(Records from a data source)
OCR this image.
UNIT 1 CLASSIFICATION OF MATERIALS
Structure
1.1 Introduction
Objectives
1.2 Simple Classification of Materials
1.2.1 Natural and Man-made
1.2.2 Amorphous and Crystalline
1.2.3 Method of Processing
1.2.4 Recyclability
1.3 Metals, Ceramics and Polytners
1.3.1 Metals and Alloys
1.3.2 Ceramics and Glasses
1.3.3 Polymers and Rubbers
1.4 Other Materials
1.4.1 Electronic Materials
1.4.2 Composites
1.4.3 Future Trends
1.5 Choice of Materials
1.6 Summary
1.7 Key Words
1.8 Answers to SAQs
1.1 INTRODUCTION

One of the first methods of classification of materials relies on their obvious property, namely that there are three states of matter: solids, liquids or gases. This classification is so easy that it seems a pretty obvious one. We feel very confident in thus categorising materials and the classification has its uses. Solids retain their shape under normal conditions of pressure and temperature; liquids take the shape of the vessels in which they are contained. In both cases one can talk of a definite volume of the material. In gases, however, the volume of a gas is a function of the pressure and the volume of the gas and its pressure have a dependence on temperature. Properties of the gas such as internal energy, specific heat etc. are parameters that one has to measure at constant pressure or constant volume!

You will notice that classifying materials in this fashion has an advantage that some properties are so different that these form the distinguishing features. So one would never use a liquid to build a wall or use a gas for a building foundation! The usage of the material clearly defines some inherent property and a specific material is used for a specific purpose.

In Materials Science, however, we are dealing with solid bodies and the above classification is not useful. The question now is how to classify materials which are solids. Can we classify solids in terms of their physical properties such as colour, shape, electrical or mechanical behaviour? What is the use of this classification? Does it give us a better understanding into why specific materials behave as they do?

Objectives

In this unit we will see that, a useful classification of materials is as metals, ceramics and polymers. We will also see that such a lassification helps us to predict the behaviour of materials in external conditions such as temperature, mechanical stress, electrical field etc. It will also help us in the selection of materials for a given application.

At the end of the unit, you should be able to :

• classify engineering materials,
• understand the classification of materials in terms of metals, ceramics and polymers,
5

### WHAT TO WORK ON
Lines containing the word "conditions" are to be counted in the listing; state their number alone.

### RESPONSE
2